STORED RECORDS -
start
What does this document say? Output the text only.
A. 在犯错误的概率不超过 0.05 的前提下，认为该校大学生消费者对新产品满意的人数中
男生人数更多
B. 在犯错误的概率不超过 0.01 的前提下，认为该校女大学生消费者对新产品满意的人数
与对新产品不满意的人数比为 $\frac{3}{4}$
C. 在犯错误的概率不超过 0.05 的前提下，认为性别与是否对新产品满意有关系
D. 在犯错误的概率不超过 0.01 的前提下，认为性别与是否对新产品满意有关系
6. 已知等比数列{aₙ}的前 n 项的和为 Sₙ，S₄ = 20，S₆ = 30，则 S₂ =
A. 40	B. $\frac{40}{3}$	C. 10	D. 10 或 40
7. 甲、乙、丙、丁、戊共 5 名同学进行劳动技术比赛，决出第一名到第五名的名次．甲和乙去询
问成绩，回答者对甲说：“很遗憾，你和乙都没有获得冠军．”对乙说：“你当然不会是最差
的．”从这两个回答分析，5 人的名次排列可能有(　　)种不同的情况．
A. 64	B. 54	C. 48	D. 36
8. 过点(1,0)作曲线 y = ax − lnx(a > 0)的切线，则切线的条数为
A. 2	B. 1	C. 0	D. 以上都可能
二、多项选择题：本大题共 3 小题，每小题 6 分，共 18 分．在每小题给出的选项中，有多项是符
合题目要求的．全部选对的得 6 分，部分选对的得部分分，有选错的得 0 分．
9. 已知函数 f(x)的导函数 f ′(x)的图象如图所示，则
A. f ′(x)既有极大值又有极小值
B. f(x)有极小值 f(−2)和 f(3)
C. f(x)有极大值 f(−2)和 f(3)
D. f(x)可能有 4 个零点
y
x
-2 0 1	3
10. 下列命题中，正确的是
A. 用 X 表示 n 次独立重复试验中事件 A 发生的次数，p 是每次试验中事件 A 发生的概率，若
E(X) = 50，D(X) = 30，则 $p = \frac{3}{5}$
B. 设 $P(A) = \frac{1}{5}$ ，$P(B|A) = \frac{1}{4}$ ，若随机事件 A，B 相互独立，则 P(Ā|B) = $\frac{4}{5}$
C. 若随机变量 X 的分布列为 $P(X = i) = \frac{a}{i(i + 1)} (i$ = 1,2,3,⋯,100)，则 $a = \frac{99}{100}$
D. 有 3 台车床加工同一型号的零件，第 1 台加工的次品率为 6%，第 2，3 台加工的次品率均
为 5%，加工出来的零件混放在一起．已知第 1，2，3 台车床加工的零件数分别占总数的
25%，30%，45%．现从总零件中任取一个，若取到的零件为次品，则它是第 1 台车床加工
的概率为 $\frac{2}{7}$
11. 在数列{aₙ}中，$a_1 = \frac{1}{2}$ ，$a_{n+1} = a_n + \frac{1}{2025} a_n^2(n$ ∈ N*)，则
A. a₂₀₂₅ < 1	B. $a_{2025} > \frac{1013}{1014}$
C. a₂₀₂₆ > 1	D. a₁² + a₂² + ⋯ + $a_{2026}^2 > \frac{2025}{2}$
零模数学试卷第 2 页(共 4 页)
end
WHAT IS EXPECTED -
Write each line above out exactly.

PROBLEM SOLUTION -
What does this document say? Output the text only.
A. 在犯错误的概率不超过 0.05 的前提下，认为该校大学生消费者对新产品满意的人数中
男生人数更多
B. 在犯错误的概率不超过 0.01 的前提下，认为该校女大学生消费者对新产品满意的人数
与对新产品不满意的人数比为 $\frac{3}{4}$
C. 在犯错误的概率不超过 0.05 的前提下，认为性别与是否对新产品满意有关系
D. 在犯错误的概率不超过 0.01 的前提下，认为性别与是否对新产品满意有关系
6. 已知等比数列{aₙ}的前 n 项的和为 Sₙ，S₄ = 20，S₆ = 30，则 S₂ =
A. 40	B. $\frac{40}{3}$	C. 10	D. 10 或 40
7. 甲、乙、丙、丁、戊共 5 名同学进行劳动技术比赛，决出第一名到第五名的名次．甲和乙去询
问成绩，回答者对甲说：“很遗憾，你和乙都没有获得冠军．”对乙说：“你当然不会是最差
的．”从这两个回答分析，5 人的名次排列可能有(　　)种不同的情况．
A. 64	B. 54	C. 48	D. 36
8. 过点(1,0)作曲线 y = ax − lnx(a > 0)的切线，则切线的条数为
A. 2	B. 1	C. 0	D. 以上都可能
二、多项选择题：本大题共 3 小题，每小题 6 分，共 18 分．在每小题给出的选项中，有多项是符
合题目要求的．全部选对的得 6 分，部分选对的得部分分，有选错的得 0 分．
9. 已知函数 f(x)的导函数 f ′(x)的图象如图所示，则
A. f ′(x)既有极大值又有极小值
B. f(x)有极小值 f(−2)和 f(3)
C. f(x)有极大值 f(−2)和 f(3)
D. f(x)可能有 4 个零点
y
x
-2 0 1	3
10. 下列命题中，正确的是
A. 用 X 表示 n 次独立重复试验中事件 A 发生的次数，p 是每次试验中事件 A 发生的概率，若
E(X) = 50，D(X) = 30，则 $p = \frac{3}{5}$
B. 设 $P(A) = \frac{1}{5}$ ，$P(B|A) = \frac{1}{4}$ ，若随机事件 A，B 相互独立，则 P(Ā|B) = $\frac{4}{5}$
C. 若随机变量 X 的分布列为 $P(X = i) = \frac{a}{i(i + 1)} (i$ = 1,2,3,⋯,100)，则 $a = \frac{99}{100}$
D. 有 3 台车床加工同一型号的零件，第 1 台加工的次品率为 6%，第 2，3 台加工的次品率均
为 5%，加工出来的零件混放在一起．已知第 1，2，3 台车床加工的零件数分别占总数的
25%，30%，45%．现从总零件中任取一个，若取到的零件为次品，则它是第 1 台车床加工
的概率为 $\frac{2}{7}$
11. 在数列{aₙ}中，$a_1 = \frac{1}{2}$ ，$a_{n+1} = a_n + \frac{1}{2025} a_n^2(n$ ∈ N*)，则
A. a₂₀₂₅ < 1	B. $a_{2025} > \frac{1013}{1014}$
C. a₂₀₂₆ > 1	D. a₁² + a₂² + ⋯ + $a_{2026}^2 > \frac{2025}{2}$
零模数学试卷第 2 页(共 4 页)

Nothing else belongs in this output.